[Recorded data start]

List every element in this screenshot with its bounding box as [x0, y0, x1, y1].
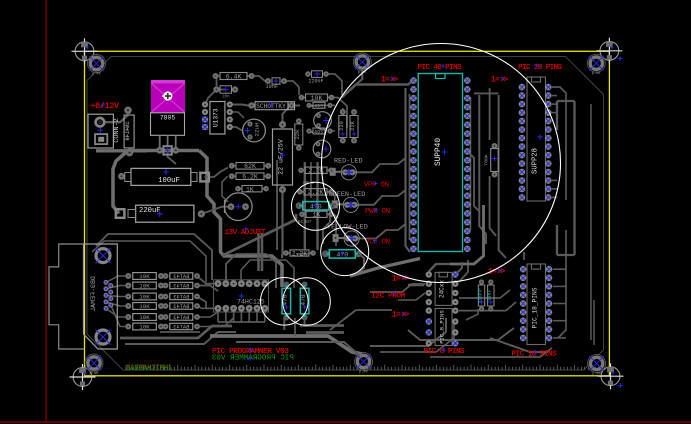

[Recorded data end]
[Recorded data start]

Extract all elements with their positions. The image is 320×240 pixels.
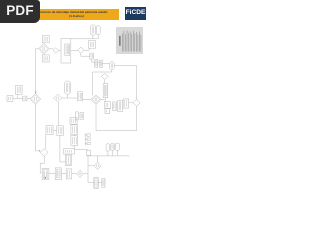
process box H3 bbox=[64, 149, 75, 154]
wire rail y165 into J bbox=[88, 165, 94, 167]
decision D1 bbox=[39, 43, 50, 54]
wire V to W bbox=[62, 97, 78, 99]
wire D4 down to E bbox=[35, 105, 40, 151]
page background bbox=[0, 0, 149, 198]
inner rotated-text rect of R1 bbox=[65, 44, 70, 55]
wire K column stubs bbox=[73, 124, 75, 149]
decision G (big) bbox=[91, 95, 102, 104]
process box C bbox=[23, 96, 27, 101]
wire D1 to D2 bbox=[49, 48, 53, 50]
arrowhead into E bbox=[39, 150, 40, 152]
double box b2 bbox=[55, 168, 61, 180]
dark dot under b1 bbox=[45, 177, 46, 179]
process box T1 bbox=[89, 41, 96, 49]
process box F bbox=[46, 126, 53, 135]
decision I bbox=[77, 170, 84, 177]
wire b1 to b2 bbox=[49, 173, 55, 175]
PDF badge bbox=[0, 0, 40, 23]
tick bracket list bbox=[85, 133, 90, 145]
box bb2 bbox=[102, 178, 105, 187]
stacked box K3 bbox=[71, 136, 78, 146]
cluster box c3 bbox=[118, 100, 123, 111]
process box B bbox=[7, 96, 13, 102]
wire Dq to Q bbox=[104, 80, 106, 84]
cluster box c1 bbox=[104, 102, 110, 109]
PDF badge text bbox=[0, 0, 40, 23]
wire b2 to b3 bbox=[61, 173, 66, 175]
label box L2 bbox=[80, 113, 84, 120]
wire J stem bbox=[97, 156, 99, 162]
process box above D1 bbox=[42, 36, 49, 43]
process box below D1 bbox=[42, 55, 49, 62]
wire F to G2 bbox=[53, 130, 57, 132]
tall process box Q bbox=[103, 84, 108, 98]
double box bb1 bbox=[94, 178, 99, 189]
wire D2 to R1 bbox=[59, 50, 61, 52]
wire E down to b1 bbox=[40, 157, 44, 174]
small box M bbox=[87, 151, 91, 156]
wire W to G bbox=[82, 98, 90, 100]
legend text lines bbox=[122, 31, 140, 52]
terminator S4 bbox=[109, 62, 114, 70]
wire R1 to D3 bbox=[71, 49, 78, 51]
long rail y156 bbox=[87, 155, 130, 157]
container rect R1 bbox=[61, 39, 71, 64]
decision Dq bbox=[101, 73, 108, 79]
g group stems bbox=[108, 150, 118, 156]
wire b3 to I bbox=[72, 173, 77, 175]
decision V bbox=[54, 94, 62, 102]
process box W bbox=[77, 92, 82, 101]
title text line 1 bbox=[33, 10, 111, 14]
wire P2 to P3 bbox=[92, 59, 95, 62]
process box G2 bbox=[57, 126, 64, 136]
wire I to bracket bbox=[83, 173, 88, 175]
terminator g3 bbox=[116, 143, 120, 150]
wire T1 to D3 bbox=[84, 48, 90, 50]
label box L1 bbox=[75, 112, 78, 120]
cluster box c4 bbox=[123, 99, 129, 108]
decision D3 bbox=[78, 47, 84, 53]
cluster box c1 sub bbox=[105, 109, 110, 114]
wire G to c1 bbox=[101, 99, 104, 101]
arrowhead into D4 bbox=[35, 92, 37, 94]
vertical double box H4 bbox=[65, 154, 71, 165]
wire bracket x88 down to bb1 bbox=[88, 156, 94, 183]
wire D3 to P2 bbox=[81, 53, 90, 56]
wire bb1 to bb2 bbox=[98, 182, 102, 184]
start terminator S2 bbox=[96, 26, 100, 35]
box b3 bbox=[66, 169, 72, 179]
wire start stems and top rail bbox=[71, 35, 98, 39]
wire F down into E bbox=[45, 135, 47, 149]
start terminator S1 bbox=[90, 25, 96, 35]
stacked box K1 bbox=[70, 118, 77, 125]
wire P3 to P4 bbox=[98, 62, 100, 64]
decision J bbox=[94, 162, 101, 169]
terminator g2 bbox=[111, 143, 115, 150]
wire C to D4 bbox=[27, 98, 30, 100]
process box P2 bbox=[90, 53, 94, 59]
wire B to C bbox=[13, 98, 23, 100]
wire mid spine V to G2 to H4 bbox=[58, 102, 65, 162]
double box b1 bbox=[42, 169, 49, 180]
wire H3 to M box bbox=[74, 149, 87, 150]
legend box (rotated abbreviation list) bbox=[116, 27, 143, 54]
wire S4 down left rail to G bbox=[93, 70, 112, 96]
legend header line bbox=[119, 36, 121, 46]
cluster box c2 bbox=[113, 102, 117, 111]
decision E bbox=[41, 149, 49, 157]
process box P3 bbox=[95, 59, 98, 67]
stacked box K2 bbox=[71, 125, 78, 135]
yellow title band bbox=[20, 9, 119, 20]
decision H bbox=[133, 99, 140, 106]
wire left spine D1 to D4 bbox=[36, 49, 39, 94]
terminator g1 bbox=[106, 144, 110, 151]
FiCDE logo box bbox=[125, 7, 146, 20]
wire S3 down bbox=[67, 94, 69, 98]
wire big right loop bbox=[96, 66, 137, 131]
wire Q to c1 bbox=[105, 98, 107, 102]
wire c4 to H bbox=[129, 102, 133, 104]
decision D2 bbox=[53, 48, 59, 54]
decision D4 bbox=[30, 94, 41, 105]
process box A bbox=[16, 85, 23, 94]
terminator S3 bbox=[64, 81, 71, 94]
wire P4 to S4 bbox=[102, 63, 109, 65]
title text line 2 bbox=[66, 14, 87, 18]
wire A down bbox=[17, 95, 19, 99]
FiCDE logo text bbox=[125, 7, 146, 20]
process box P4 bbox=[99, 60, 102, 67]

[Recorded data end]

◆ Prompt
Please return, word for word, the lines from the one containing "Extract all elements" up to and including the one containing "wire D4 down to E bbox=[35, 105, 40, 151]", leaving out any pictures.

◆ Answer to this task
Extract all elements with their positions. The image is 320×240 pixels.
process box H3 bbox=[64, 149, 75, 154]
wire rail y165 into J bbox=[88, 165, 94, 167]
decision D1 bbox=[39, 43, 50, 54]
wire V to W bbox=[62, 97, 78, 99]
wire D4 down to E bbox=[35, 105, 40, 151]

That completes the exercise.